All of the listing below must be repeated word for word. Pictures are the only thing to omit.

DATA SECTION »

= = = = = = =

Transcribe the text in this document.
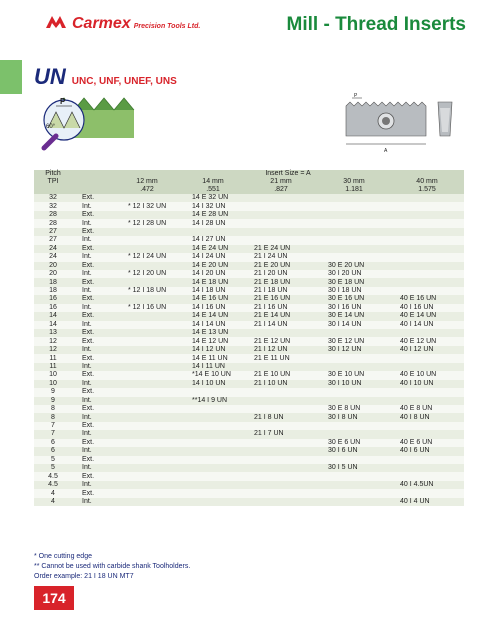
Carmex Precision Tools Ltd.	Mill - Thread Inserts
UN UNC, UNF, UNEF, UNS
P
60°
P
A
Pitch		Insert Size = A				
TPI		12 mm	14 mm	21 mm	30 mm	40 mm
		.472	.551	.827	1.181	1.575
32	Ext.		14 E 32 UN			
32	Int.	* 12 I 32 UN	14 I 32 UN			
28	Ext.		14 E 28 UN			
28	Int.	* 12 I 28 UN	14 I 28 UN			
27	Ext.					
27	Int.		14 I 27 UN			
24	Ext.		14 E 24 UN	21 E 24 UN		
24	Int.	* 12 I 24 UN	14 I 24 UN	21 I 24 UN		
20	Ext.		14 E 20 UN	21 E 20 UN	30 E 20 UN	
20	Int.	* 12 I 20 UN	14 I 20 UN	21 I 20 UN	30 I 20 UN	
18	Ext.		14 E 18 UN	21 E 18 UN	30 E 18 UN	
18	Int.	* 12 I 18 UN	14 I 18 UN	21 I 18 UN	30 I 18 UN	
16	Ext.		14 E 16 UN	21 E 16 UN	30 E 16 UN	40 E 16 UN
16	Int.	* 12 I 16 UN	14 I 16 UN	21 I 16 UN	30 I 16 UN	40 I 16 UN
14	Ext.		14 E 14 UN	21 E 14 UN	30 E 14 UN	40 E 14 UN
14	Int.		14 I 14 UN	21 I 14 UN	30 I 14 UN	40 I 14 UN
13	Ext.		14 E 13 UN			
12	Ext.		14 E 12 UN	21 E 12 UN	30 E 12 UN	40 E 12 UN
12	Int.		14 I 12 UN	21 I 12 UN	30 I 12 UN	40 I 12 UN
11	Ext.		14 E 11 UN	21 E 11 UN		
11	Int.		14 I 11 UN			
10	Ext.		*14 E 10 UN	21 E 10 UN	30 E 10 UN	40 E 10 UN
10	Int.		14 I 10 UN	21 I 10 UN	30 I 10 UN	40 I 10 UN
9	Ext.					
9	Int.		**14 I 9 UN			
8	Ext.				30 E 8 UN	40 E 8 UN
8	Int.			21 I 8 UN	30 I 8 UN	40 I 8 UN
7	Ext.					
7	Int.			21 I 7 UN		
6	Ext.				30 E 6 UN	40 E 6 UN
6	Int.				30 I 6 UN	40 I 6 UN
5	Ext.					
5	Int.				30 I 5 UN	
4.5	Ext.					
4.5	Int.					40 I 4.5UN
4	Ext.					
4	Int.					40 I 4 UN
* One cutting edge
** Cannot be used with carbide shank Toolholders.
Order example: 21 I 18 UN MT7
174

= = = = = = =

WORKED ANSWER »
Transcribe the text in this document.
Carmex Precision Tools Ltd.	Mill - Thread Inserts
UN UNC, UNF, UNEF, UNS
P
60°
P
A
Pitch		Insert Size = A				
TPI		12 mm	14 mm	21 mm	30 mm	40 mm
		.472	.551	.827	1.181	1.575
32	Ext.		14 E 32 UN			
32	Int.	* 12 I 32 UN	14 I 32 UN			
28	Ext.		14 E 28 UN			
28	Int.	* 12 I 28 UN	14 I 28 UN			
27	Ext.					
27	Int.		14 I 27 UN			
24	Ext.		14 E 24 UN	21 E 24 UN		
24	Int.	* 12 I 24 UN	14 I 24 UN	21 I 24 UN		
20	Ext.		14 E 20 UN	21 E 20 UN	30 E 20 UN	
20	Int.	* 12 I 20 UN	14 I 20 UN	21 I 20 UN	30 I 20 UN	
18	Ext.		14 E 18 UN	21 E 18 UN	30 E 18 UN	
18	Int.	* 12 I 18 UN	14 I 18 UN	21 I 18 UN	30 I 18 UN	
16	Ext.		14 E 16 UN	21 E 16 UN	30 E 16 UN	40 E 16 UN
16	Int.	* 12 I 16 UN	14 I 16 UN	21 I 16 UN	30 I 16 UN	40 I 16 UN
14	Ext.		14 E 14 UN	21 E 14 UN	30 E 14 UN	40 E 14 UN
14	Int.		14 I 14 UN	21 I 14 UN	30 I 14 UN	40 I 14 UN
13	Ext.		14 E 13 UN			
12	Ext.		14 E 12 UN	21 E 12 UN	30 E 12 UN	40 E 12 UN
12	Int.		14 I 12 UN	21 I 12 UN	30 I 12 UN	40 I 12 UN
11	Ext.		14 E 11 UN	21 E 11 UN		
11	Int.		14 I 11 UN			
10	Ext.		*14 E 10 UN	21 E 10 UN	30 E 10 UN	40 E 10 UN
10	Int.		14 I 10 UN	21 I 10 UN	30 I 10 UN	40 I 10 UN
9	Ext.					
9	Int.		**14 I 9 UN			
8	Ext.				30 E 8 UN	40 E 8 UN
8	Int.			21 I 8 UN	30 I 8 UN	40 I 8 UN
7	Ext.					
7	Int.			21 I 7 UN		
6	Ext.				30 E 6 UN	40 E 6 UN
6	Int.				30 I 6 UN	40 I 6 UN
5	Ext.					
5	Int.				30 I 5 UN	
4.5	Ext.					
4.5	Int.					40 I 4.5UN
4	Ext.					
4	Int.					40 I 4 UN
* One cutting edge
** Cannot be used with carbide shank Toolholders.
Order example: 21 I 18 UN MT7
174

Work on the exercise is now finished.